* _Description of the task_
The listing must be reproduced in full, exactly as it stands.

* _Given data_
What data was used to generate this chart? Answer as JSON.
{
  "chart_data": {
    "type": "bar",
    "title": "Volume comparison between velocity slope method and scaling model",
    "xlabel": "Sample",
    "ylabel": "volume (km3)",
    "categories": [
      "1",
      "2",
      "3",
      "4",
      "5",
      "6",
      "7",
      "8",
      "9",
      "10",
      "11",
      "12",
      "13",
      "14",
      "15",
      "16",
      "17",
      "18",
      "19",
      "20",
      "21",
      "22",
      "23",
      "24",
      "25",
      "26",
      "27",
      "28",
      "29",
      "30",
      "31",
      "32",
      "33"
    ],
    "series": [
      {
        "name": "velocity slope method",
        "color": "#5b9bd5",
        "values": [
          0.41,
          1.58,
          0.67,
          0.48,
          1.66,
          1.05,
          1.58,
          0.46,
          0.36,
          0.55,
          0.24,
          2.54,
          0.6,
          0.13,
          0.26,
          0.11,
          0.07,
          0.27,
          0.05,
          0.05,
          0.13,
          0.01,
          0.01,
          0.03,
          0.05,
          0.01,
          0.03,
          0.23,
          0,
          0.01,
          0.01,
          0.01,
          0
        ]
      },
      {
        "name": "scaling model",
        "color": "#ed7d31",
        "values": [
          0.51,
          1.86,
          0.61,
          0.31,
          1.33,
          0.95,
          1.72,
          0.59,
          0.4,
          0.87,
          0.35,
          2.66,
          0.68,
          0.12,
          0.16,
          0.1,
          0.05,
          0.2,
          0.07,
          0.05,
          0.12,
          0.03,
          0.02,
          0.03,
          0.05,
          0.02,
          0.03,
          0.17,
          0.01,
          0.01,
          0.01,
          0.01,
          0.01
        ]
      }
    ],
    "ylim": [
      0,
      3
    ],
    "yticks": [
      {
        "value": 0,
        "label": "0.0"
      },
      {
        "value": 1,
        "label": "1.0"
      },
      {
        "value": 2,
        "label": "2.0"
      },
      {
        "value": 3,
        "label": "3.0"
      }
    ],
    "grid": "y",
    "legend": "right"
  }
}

* _Task output_
What data was used to generate this chart? Answer as JSON.
{
  "chart_data": {
    "type": "bar",
    "title": "Volume comparison between velocity slope method and scaling model",
    "xlabel": "Sample",
    "ylabel": "volume (km3)",
    "categories": [
      "1",
      "2",
      "3",
      "4",
      "5",
      "6",
      "7",
      "8",
      "9",
      "10",
      "11",
      "12",
      "13",
      "14",
      "15",
      "16",
      "17",
      "18",
      "19",
      "20",
      "21",
      "22",
      "23",
      "24",
      "25",
      "26",
      "27",
      "28",
      "29",
      "30",
      "31",
      "32",
      "33"
    ],
    "series": [
      {
        "name": "velocity slope method",
        "color": "#5b9bd5",
        "values": [
          0.41,
          1.58,
          0.67,
          0.48,
          1.66,
          1.05,
          1.58,
          0.46,
          0.36,
          0.55,
          0.24,
          2.54,
          0.6,
          0.13,
          0.26,
          0.11,
          0.07,
          0.27,
          0.05,
          0.05,
          0.13,
          0.01,
          0.01,
          0.03,
          0.05,
          0.01,
          0.03,
          0.23,
          0,
          0.01,
          0.01,
          0.01,
          0
        ]
      },
      {
        "name": "scaling model",
        "color": "#ed7d31",
        "values": [
          0.51,
          1.86,
          0.61,
          0.31,
          1.33,
          0.95,
          1.72,
          0.59,
          0.4,
          0.87,
          0.35,
          2.66,
          0.68,
          0.12,
          0.16,
          0.1,
          0.05,
          0.2,
          0.07,
          0.05,
          0.12,
          0.03,
          0.02,
          0.03,
          0.05,
          0.02,
          0.03,
          0.17,
          0.01,
          0.01,
          0.01,
          0.01,
          0.01
        ]
      }
    ],
    "ylim": [
      0,
      3
    ],
    "yticks": [
      {
        "value": 0,
        "label": "0.0"
      },
      {
        "value": 1,
        "label": "1.0"
      },
      {
        "value": 2,
        "label": "2.0"
      },
      {
        "value": 3,
        "label": "3.0"
      }
    ],
    "grid": "y",
    "legend": "right"
  }
}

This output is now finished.